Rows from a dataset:

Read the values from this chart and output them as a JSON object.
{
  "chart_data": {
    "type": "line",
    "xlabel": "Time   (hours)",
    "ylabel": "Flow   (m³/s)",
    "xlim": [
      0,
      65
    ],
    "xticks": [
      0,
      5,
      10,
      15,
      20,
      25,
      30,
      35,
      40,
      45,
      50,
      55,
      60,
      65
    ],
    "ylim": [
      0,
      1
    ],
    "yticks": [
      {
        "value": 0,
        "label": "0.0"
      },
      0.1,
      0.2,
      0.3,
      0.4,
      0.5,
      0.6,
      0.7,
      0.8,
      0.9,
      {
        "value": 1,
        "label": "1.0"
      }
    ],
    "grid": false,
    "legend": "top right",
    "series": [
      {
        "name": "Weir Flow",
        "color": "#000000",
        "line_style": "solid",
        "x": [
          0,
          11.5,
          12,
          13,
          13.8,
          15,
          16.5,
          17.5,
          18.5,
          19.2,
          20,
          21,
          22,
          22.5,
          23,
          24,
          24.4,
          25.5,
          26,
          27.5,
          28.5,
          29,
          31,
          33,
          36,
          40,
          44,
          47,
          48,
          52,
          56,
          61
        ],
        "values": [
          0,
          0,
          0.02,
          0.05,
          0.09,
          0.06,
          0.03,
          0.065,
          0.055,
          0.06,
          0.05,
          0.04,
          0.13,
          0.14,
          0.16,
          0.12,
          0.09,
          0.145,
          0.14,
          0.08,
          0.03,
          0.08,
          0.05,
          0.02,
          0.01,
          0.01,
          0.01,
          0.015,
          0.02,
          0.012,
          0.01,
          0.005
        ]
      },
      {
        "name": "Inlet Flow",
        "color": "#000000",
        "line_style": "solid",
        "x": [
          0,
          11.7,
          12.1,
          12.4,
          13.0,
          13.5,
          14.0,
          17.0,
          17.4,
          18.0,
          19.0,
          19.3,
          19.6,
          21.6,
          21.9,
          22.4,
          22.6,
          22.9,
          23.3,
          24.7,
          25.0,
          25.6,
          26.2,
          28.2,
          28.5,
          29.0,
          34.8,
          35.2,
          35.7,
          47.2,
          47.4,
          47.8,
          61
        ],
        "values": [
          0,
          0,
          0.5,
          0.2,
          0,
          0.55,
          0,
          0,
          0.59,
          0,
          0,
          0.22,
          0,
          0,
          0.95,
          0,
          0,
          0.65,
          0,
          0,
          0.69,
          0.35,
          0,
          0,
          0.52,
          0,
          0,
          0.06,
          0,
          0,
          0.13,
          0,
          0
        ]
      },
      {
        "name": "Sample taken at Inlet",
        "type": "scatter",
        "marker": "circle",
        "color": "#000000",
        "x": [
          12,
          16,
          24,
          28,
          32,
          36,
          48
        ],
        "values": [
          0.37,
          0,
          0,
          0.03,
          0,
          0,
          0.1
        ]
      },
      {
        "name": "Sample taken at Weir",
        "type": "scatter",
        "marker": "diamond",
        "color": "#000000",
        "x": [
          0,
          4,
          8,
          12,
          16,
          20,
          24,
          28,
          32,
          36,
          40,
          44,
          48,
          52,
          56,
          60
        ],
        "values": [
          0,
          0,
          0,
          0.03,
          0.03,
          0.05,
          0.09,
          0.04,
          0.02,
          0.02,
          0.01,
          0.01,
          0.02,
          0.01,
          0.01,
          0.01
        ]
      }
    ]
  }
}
==
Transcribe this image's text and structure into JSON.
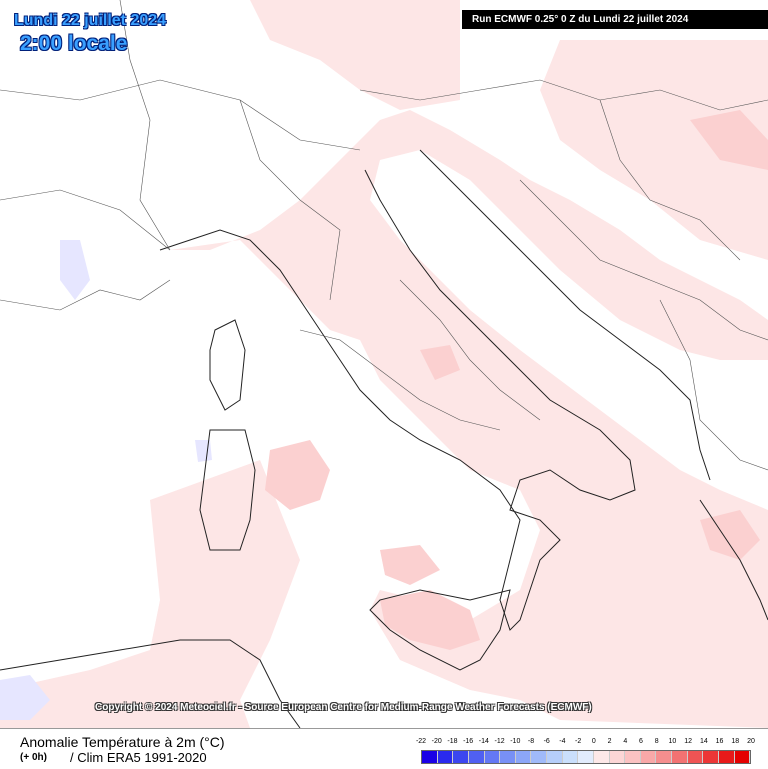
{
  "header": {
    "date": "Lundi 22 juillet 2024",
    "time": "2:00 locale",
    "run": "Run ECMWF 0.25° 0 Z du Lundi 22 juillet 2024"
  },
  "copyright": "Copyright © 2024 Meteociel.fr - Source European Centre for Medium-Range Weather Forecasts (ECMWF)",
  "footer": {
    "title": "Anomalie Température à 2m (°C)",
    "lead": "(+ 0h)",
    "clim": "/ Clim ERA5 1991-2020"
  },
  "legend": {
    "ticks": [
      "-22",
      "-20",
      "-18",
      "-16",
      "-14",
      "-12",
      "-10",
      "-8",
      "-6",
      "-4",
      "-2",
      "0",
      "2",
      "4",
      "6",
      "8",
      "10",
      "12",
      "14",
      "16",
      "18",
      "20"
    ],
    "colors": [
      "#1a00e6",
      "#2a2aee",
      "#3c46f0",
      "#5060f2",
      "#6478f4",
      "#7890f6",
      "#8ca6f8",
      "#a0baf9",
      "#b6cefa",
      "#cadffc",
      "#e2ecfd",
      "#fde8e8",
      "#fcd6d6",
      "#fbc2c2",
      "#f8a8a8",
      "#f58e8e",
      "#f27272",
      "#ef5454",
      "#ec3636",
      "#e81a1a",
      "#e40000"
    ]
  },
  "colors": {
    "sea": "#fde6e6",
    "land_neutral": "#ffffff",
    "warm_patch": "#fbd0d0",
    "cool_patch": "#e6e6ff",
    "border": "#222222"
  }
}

- What you will do: Gather all lines with the string "this" from the data.

- Task solution:
Read the values from this chart and output them as a JSON object.
Transcribe this image's text and structure into JSON.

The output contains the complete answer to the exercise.